**EXERCISE OBJECTIVE**
Your job is to restate each entry word for word.

**DATASET RECORDS**
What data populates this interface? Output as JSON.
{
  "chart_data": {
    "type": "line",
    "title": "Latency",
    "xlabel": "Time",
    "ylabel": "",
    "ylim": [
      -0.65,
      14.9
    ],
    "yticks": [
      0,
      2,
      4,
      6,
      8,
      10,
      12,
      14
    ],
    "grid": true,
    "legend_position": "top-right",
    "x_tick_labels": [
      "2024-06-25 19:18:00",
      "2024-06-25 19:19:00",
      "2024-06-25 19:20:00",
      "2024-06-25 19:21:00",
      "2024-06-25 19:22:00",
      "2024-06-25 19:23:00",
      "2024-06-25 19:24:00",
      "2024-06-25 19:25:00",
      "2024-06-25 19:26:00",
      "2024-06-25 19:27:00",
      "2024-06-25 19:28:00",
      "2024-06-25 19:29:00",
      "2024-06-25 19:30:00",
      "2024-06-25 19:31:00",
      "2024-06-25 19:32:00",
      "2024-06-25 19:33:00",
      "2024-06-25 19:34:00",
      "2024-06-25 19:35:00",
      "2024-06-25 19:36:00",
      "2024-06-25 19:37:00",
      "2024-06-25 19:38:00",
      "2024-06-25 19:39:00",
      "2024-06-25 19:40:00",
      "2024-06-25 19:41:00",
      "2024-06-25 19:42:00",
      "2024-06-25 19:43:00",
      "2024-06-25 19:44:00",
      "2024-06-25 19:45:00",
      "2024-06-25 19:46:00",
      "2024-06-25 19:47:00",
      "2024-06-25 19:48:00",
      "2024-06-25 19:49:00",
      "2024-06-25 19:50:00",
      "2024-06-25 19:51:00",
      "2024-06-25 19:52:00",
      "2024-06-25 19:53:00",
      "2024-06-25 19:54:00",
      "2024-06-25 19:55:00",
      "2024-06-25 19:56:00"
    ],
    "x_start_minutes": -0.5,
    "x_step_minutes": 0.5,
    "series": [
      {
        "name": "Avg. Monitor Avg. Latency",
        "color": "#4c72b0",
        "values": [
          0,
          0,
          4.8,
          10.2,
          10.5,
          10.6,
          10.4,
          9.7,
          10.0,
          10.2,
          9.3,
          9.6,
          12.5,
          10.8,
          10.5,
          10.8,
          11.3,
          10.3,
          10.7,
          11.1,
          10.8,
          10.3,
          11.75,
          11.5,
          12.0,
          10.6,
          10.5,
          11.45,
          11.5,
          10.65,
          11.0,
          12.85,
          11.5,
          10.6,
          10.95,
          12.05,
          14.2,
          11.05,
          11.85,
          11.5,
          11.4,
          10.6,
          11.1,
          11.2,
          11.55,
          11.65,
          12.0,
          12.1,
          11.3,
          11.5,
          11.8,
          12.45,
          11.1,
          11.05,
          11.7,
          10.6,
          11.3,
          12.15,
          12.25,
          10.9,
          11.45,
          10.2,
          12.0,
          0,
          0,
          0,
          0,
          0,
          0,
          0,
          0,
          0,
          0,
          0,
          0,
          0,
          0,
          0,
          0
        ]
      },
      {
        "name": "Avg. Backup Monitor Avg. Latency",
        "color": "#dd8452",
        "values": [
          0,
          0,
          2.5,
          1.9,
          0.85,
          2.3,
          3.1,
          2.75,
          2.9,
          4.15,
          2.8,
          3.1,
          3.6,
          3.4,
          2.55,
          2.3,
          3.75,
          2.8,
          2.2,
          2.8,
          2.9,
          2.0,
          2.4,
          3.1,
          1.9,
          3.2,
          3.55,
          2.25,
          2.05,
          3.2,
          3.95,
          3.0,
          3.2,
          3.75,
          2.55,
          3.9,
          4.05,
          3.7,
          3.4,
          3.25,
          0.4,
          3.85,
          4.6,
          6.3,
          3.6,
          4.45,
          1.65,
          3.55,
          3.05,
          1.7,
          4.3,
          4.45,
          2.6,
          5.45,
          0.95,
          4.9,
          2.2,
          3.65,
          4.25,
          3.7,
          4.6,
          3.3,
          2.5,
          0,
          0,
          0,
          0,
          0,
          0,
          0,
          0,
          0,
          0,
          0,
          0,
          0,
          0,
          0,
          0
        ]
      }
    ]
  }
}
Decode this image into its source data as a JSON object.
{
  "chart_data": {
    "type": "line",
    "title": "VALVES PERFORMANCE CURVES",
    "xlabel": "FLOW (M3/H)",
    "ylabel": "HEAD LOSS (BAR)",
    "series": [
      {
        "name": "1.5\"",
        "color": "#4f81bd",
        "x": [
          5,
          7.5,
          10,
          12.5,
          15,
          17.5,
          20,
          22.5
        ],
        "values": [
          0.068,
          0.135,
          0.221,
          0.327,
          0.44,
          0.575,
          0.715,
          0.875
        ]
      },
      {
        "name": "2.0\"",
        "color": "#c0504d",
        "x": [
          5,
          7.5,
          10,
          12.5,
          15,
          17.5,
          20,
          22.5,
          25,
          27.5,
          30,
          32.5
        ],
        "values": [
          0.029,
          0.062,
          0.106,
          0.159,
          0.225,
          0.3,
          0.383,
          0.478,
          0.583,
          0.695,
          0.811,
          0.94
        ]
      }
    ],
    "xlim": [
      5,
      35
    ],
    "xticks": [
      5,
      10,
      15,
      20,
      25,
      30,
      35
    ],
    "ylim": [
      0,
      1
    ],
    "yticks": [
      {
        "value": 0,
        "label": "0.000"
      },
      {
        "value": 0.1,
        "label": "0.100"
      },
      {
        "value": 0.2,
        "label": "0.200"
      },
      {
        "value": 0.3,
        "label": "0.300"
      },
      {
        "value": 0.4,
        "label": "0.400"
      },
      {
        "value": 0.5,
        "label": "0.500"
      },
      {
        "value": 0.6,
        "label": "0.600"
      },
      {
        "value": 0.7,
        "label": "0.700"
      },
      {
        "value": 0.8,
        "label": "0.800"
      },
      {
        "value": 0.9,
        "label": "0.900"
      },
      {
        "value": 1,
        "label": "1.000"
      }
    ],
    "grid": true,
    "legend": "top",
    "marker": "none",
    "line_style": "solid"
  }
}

**TASK OUTPUT**
What data populates this interface? Output as JSON.
{
  "chart_data": {
    "type": "line",
    "title": "Latency",
    "xlabel": "Time",
    "ylabel": "",
    "ylim": [
      -0.65,
      14.9
    ],
    "yticks": [
      0,
      2,
      4,
      6,
      8,
      10,
      12,
      14
    ],
    "grid": true,
    "legend_position": "top-right",
    "x_tick_labels": [
      "2024-06-25 19:18:00",
      "2024-06-25 19:19:00",
      "2024-06-25 19:20:00",
      "2024-06-25 19:21:00",
      "2024-06-25 19:22:00",
      "2024-06-25 19:23:00",
      "2024-06-25 19:24:00",
      "2024-06-25 19:25:00",
      "2024-06-25 19:26:00",
      "2024-06-25 19:27:00",
      "2024-06-25 19:28:00",
      "2024-06-25 19:29:00",
      "2024-06-25 19:30:00",
      "2024-06-25 19:31:00",
      "2024-06-25 19:32:00",
      "2024-06-25 19:33:00",
      "2024-06-25 19:34:00",
      "2024-06-25 19:35:00",
      "2024-06-25 19:36:00",
      "2024-06-25 19:37:00",
      "2024-06-25 19:38:00",
      "2024-06-25 19:39:00",
      "2024-06-25 19:40:00",
      "2024-06-25 19:41:00",
      "2024-06-25 19:42:00",
      "2024-06-25 19:43:00",
      "2024-06-25 19:44:00",
      "2024-06-25 19:45:00",
      "2024-06-25 19:46:00",
      "2024-06-25 19:47:00",
      "2024-06-25 19:48:00",
      "2024-06-25 19:49:00",
      "2024-06-25 19:50:00",
      "2024-06-25 19:51:00",
      "2024-06-25 19:52:00",
      "2024-06-25 19:53:00",
      "2024-06-25 19:54:00",
      "2024-06-25 19:55:00",
      "2024-06-25 19:56:00"
    ],
    "x_start_minutes": -0.5,
    "x_step_minutes": 0.5,
    "series": [
      {
        "name": "Avg. Monitor Avg. Latency",
        "color": "#4c72b0",
        "values": [
          0,
          0,
          4.8,
          10.2,
          10.5,
          10.6,
          10.4,
          9.7,
          10.0,
          10.2,
          9.3,
          9.6,
          12.5,
          10.8,
          10.5,
          10.8,
          11.3,
          10.3,
          10.7,
          11.1,
          10.8,
          10.3,
          11.75,
          11.5,
          12.0,
          10.6,
          10.5,
          11.45,
          11.5,
          10.65,
          11.0,
          12.85,
          11.5,
          10.6,
          10.95,
          12.05,
          14.2,
          11.05,
          11.85,
          11.5,
          11.4,
          10.6,
          11.1,
          11.2,
          11.55,
          11.65,
          12.0,
          12.1,
          11.3,
          11.5,
          11.8,
          12.45,
          11.1,
          11.05,
          11.7,
          10.6,
          11.3,
          12.15,
          12.25,
          10.9,
          11.45,
          10.2,
          12.0,
          0,
          0,
          0,
          0,
          0,
          0,
          0,
          0,
          0,
          0,
          0,
          0,
          0,
          0,
          0,
          0
        ]
      },
      {
        "name": "Avg. Backup Monitor Avg. Latency",
        "color": "#dd8452",
        "values": [
          0,
          0,
          2.5,
          1.9,
          0.85,
          2.3,
          3.1,
          2.75,
          2.9,
          4.15,
          2.8,
          3.1,
          3.6,
          3.4,
          2.55,
          2.3,
          3.75,
          2.8,
          2.2,
          2.8,
          2.9,
          2.0,
          2.4,
          3.1,
          1.9,
          3.2,
          3.55,
          2.25,
          2.05,
          3.2,
          3.95,
          3.0,
          3.2,
          3.75,
          2.55,
          3.9,
          4.05,
          3.7,
          3.4,
          3.25,
          0.4,
          3.85,
          4.6,
          6.3,
          3.6,
          4.45,
          1.65,
          3.55,
          3.05,
          1.7,
          4.3,
          4.45,
          2.6,
          5.45,
          0.95,
          4.9,
          2.2,
          3.65,
          4.25,
          3.7,
          4.6,
          3.3,
          2.5,
          0,
          0,
          0,
          0,
          0,
          0,
          0,
          0,
          0,
          0,
          0,
          0,
          0,
          0,
          0,
          0
        ]
      }
    ]
  }
}
Decode this image into its source data as a JSON object.
{
  "chart_data": {
    "type": "line",
    "title": "VALVES PERFORMANCE CURVES",
    "xlabel": "FLOW (M3/H)",
    "ylabel": "HEAD LOSS (BAR)",
    "series": [
      {
        "name": "1.5\"",
        "color": "#4f81bd",
        "x": [
          5,
          7.5,
          10,
          12.5,
          15,
          17.5,
          20,
          22.5
        ],
        "values": [
          0.068,
          0.135,
          0.221,
          0.327,
          0.44,
          0.575,
          0.715,
          0.875
        ]
      },
      {
        "name": "2.0\"",
        "color": "#c0504d",
        "x": [
          5,
          7.5,
          10,
          12.5,
          15,
          17.5,
          20,
          22.5,
          25,
          27.5,
          30,
          32.5
        ],
        "values": [
          0.029,
          0.062,
          0.106,
          0.159,
          0.225,
          0.3,
          0.383,
          0.478,
          0.583,
          0.695,
          0.811,
          0.94
        ]
      }
    ],
    "xlim": [
      5,
      35
    ],
    "xticks": [
      5,
      10,
      15,
      20,
      25,
      30,
      35
    ],
    "ylim": [
      0,
      1
    ],
    "yticks": [
      {
        "value": 0,
        "label": "0.000"
      },
      {
        "value": 0.1,
        "label": "0.100"
      },
      {
        "value": 0.2,
        "label": "0.200"
      },
      {
        "value": 0.3,
        "label": "0.300"
      },
      {
        "value": 0.4,
        "label": "0.400"
      },
      {
        "value": 0.5,
        "label": "0.500"
      },
      {
        "value": 0.6,
        "label": "0.600"
      },
      {
        "value": 0.7,
        "label": "0.700"
      },
      {
        "value": 0.8,
        "label": "0.800"
      },
      {
        "value": 0.9,
        "label": "0.900"
      },
      {
        "value": 1,
        "label": "1.000"
      }
    ],
    "grid": true,
    "legend": "top",
    "marker": "none",
    "line_style": "solid"
  }
}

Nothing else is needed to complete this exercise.